[Data items]
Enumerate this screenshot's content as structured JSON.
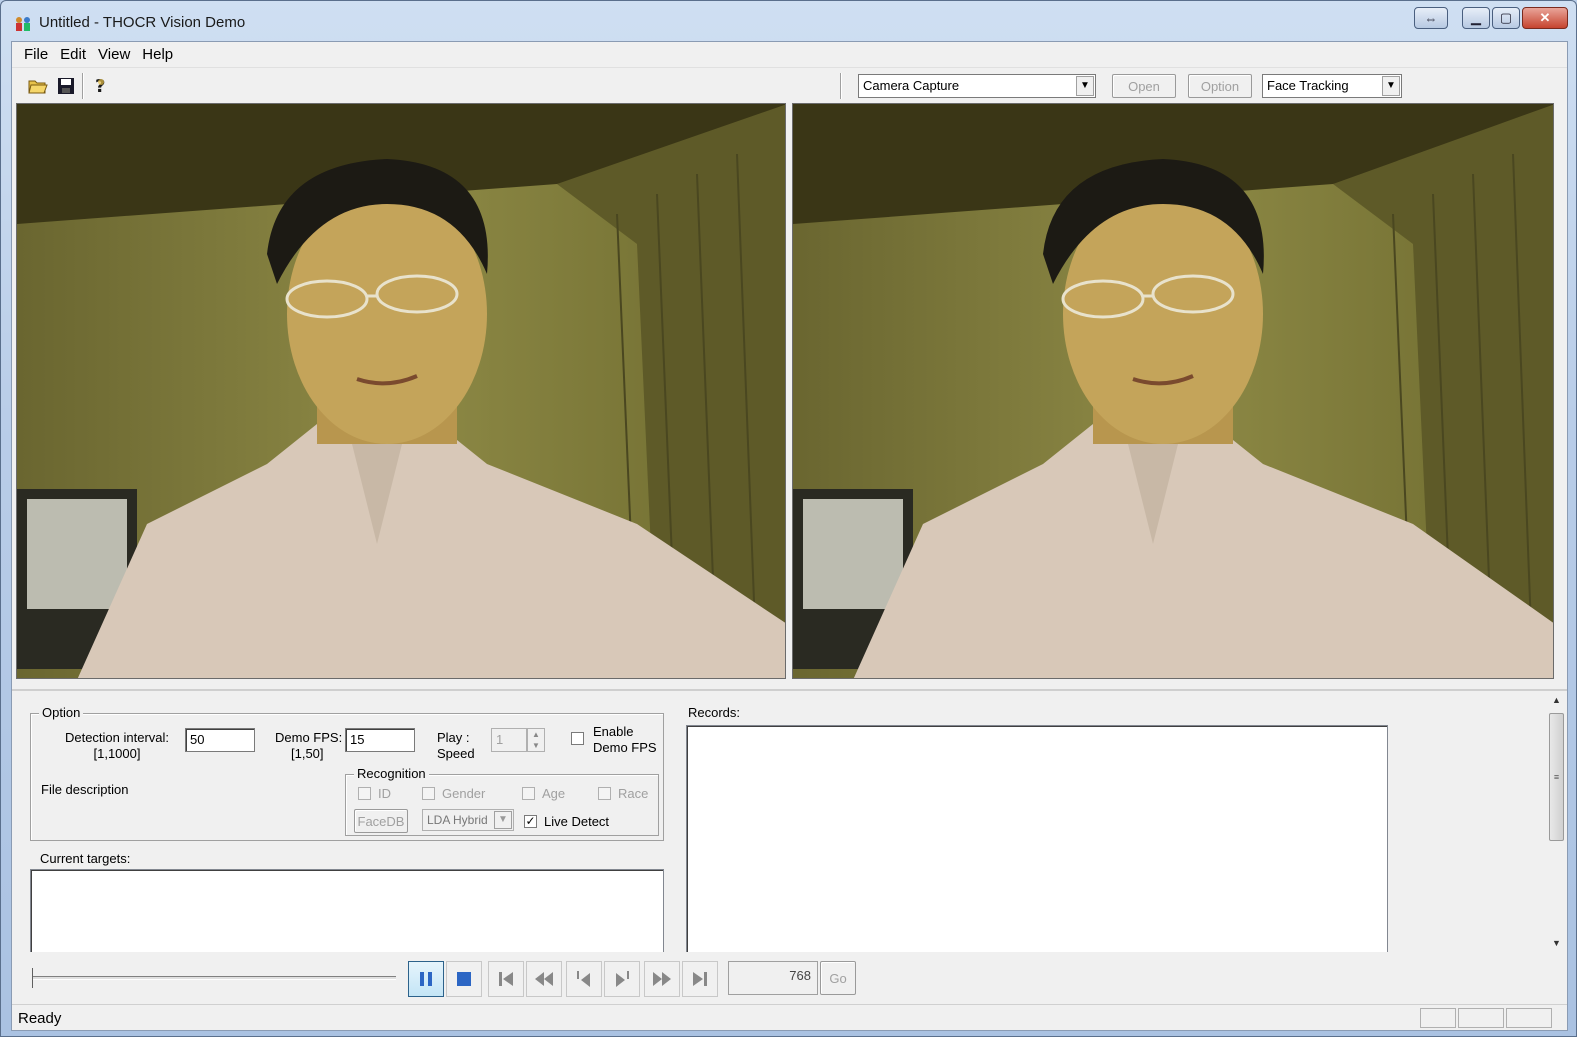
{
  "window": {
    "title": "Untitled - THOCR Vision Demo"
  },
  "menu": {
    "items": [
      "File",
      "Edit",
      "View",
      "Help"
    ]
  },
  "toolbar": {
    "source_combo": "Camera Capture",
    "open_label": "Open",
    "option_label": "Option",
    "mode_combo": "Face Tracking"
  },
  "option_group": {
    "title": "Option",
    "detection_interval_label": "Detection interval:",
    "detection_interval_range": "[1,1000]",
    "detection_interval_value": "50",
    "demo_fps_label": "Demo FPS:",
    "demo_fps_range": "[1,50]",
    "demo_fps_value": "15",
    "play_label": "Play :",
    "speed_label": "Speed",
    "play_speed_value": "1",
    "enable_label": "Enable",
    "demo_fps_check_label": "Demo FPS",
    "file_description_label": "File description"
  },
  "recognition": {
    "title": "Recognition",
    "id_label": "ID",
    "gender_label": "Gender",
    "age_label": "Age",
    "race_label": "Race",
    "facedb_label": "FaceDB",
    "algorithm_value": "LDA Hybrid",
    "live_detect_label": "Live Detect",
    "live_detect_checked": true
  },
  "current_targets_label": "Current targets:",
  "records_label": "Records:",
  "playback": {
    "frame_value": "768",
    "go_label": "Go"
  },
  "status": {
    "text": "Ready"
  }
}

WHAT THE TASK REQUIRES:
From the material above, copy everything exactly but the pictures.

ANSWER TO THIS TASK:
Enumerate this screenshot's content as structured JSON.
{
  "window": {
    "title": "Untitled - THOCR Vision Demo"
  },
  "menu": {
    "items": [
      "File",
      "Edit",
      "View",
      "Help"
    ]
  },
  "toolbar": {
    "source_combo": "Camera Capture",
    "open_label": "Open",
    "option_label": "Option",
    "mode_combo": "Face Tracking"
  },
  "option_group": {
    "title": "Option",
    "detection_interval_label": "Detection interval:",
    "detection_interval_range": "[1,1000]",
    "detection_interval_value": "50",
    "demo_fps_label": "Demo FPS:",
    "demo_fps_range": "[1,50]",
    "demo_fps_value": "15",
    "play_label": "Play :",
    "speed_label": "Speed",
    "play_speed_value": "1",
    "enable_label": "Enable",
    "demo_fps_check_label": "Demo FPS",
    "file_description_label": "File description"
  },
  "recognition": {
    "title": "Recognition",
    "id_label": "ID",
    "gender_label": "Gender",
    "age_label": "Age",
    "race_label": "Race",
    "facedb_label": "FaceDB",
    "algorithm_value": "LDA Hybrid",
    "live_detect_label": "Live Detect",
    "live_detect_checked": true
  },
  "current_targets_label": "Current targets:",
  "records_label": "Records:",
  "playback": {
    "frame_value": "768",
    "go_label": "Go"
  },
  "status": {
    "text": "Ready"
  }
}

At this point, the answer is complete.